[Directive] Repeat the records below exactly, leaving out every picture.

Stored data entries
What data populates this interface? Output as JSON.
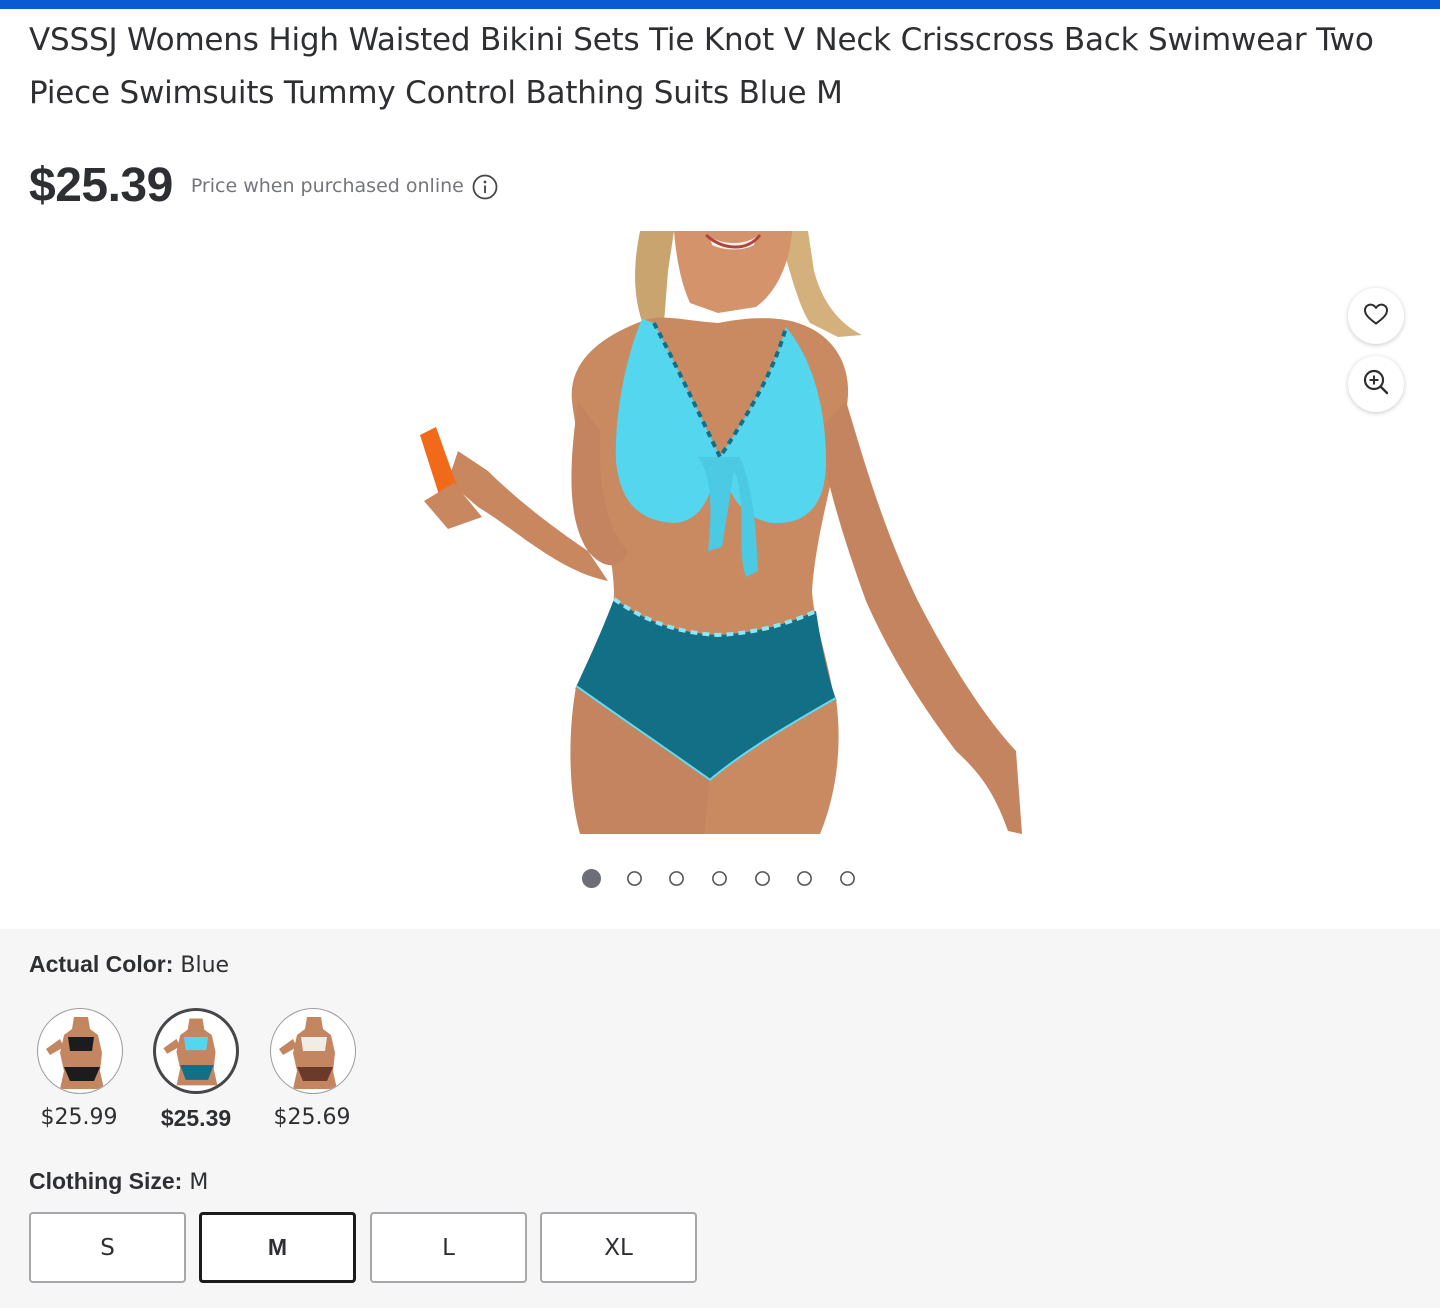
{
  "product": {
    "title": "VSSSJ Womens High Waisted Bikini Sets Tie Knot V Neck Crisscross Back Swimwear Two Piece Swimsuits Tummy Control Bathing Suits Blue M",
    "price": "$25.39",
    "price_note": "Price when purchased online"
  },
  "gallery": {
    "image_count": 7,
    "active_index": 0
  },
  "icons": {
    "info": "info-icon",
    "favorite": "heart-icon",
    "zoom": "zoom-in-icon"
  },
  "color": {
    "label": "Actual Color:",
    "selected": "Blue",
    "swatches": [
      {
        "price": "$25.99",
        "tone": "black"
      },
      {
        "price": "$25.39",
        "tone": "blue",
        "selected": true
      },
      {
        "price": "$25.69",
        "tone": "brown"
      }
    ]
  },
  "size": {
    "label": "Clothing Size:",
    "selected": "M",
    "options": [
      {
        "label": "S"
      },
      {
        "label": "M",
        "selected": true
      },
      {
        "label": "L"
      },
      {
        "label": "XL"
      }
    ]
  },
  "colors": {
    "brand_blue": "#0a5bd3",
    "top_light": "#55d6ef",
    "bottom_teal": "#136f86",
    "skin": "#c98a62"
  }
}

[Exercise response]
What data populates this interface? Output as JSON.
{
  "product": {
    "title": "VSSSJ Womens High Waisted Bikini Sets Tie Knot V Neck Crisscross Back Swimwear Two Piece Swimsuits Tummy Control Bathing Suits Blue M",
    "price": "$25.39",
    "price_note": "Price when purchased online"
  },
  "gallery": {
    "image_count": 7,
    "active_index": 0
  },
  "icons": {
    "info": "info-icon",
    "favorite": "heart-icon",
    "zoom": "zoom-in-icon"
  },
  "color": {
    "label": "Actual Color:",
    "selected": "Blue",
    "swatches": [
      {
        "price": "$25.99",
        "tone": "black"
      },
      {
        "price": "$25.39",
        "tone": "blue",
        "selected": true
      },
      {
        "price": "$25.69",
        "tone": "brown"
      }
    ]
  },
  "size": {
    "label": "Clothing Size:",
    "selected": "M",
    "options": [
      {
        "label": "S"
      },
      {
        "label": "M",
        "selected": true
      },
      {
        "label": "L"
      },
      {
        "label": "XL"
      }
    ]
  },
  "colors": {
    "brand_blue": "#0a5bd3",
    "top_light": "#55d6ef",
    "bottom_teal": "#136f86",
    "skin": "#c98a62"
  }
}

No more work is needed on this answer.